+++ AVAILABLE DATA +++

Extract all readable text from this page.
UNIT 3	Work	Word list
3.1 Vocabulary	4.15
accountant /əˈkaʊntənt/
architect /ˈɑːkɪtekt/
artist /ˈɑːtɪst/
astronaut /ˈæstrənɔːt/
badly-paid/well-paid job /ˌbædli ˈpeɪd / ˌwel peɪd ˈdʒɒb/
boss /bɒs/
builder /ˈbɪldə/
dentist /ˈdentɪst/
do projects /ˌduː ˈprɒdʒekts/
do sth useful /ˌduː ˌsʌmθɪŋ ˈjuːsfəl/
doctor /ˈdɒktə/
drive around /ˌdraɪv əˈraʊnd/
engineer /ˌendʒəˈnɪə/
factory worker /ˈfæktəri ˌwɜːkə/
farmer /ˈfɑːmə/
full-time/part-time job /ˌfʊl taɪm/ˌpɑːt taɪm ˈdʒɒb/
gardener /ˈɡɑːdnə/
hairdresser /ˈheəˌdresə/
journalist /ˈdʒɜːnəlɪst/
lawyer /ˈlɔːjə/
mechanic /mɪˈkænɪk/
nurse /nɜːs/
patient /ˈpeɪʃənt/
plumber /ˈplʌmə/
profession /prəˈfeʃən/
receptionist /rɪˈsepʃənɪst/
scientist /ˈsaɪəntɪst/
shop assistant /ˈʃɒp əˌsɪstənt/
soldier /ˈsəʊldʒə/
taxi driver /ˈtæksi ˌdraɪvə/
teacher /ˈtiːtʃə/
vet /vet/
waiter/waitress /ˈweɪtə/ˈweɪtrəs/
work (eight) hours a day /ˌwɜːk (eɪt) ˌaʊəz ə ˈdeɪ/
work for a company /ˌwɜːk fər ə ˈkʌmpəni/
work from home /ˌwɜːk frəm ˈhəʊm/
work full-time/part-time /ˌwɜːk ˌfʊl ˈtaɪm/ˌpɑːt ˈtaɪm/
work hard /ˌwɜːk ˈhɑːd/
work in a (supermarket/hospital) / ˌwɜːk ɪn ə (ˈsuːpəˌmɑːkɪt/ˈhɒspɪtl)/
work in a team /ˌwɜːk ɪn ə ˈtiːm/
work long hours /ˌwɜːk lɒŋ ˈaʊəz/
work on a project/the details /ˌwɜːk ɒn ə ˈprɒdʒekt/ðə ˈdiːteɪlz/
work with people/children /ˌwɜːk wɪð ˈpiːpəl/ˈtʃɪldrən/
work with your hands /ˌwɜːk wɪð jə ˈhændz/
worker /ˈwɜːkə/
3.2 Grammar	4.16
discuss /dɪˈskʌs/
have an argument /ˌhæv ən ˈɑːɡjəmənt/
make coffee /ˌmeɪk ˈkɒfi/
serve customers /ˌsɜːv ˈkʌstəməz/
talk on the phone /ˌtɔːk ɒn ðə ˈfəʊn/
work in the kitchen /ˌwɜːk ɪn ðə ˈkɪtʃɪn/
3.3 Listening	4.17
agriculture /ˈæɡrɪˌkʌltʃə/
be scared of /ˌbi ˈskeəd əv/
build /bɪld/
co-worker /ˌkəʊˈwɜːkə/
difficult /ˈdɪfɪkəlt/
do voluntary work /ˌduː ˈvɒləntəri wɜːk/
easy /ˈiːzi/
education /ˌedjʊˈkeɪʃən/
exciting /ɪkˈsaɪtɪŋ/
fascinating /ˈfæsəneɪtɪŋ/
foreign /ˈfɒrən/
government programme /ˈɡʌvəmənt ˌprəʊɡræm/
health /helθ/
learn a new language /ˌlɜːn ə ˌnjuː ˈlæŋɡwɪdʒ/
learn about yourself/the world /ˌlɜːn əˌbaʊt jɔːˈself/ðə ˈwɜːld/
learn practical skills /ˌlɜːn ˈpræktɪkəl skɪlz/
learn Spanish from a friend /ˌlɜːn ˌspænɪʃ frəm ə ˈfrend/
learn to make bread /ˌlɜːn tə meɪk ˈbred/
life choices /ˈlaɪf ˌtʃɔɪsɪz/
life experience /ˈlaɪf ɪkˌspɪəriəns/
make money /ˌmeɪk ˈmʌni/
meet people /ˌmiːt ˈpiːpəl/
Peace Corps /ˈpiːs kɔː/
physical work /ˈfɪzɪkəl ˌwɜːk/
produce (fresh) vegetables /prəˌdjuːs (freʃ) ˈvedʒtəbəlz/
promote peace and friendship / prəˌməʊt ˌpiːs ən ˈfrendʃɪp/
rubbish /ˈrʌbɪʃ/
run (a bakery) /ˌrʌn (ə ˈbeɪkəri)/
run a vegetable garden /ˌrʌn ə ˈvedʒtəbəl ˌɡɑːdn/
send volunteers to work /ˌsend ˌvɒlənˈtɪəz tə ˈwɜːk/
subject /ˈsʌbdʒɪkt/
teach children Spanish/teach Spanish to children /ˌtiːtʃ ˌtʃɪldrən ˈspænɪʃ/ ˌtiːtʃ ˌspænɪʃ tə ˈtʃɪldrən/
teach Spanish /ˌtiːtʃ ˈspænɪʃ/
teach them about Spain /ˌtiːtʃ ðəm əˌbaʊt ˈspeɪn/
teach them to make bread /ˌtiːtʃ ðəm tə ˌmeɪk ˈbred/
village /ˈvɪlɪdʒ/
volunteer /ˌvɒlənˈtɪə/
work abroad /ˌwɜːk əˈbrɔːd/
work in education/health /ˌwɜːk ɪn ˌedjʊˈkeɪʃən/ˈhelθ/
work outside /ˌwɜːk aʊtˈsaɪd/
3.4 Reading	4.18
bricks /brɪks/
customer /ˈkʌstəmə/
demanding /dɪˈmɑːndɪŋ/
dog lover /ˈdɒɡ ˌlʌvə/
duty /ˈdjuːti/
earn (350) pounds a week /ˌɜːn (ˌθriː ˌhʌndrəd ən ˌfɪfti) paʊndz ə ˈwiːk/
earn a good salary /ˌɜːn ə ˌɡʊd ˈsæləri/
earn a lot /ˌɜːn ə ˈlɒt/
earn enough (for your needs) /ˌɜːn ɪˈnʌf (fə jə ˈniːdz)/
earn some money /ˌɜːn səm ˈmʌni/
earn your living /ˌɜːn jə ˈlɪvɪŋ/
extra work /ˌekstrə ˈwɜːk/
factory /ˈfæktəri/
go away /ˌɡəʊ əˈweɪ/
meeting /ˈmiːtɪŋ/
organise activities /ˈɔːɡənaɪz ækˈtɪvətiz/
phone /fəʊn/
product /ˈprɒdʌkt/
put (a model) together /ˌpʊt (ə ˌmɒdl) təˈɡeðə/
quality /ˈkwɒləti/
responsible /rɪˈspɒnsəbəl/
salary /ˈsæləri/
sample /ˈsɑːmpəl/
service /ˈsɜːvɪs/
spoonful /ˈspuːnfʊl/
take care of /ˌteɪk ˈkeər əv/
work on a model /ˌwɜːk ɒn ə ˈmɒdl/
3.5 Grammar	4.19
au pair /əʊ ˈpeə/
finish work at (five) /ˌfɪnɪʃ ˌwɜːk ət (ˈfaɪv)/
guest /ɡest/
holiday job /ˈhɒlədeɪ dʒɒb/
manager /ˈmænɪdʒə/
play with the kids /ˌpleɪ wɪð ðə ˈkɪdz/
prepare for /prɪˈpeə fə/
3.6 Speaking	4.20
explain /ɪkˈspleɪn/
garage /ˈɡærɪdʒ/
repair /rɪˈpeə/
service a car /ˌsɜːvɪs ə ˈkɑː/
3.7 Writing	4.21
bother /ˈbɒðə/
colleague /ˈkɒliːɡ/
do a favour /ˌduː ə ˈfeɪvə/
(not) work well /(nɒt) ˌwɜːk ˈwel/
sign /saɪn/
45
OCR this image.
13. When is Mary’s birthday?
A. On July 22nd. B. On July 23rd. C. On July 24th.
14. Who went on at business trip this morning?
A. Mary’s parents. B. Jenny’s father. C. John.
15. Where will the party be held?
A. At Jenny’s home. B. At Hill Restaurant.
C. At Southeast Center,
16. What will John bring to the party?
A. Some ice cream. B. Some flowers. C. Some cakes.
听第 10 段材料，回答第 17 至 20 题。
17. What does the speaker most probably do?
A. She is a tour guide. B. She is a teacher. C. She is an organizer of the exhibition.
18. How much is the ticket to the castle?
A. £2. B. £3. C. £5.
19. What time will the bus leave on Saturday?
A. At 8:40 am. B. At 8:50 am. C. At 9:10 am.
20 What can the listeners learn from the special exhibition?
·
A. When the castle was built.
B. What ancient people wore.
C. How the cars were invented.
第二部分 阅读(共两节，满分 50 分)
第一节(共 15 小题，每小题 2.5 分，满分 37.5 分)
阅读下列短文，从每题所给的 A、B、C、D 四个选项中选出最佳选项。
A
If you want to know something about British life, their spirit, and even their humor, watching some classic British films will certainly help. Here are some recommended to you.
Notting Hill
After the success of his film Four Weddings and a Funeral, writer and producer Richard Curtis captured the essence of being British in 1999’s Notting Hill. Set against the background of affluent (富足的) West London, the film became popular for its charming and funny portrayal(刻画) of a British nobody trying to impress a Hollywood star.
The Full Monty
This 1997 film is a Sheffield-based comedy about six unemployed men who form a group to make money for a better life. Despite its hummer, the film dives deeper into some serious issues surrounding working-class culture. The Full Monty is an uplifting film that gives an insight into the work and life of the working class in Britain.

+++

_TASK TO COMPLETE:_ Wherever a line in the data above holds "salary", copy that line.

_FINAL RESULT:_
earn a good salary /ˌɜːn ə ˌɡʊd ˈsæləri/
salary /ˈsæləri/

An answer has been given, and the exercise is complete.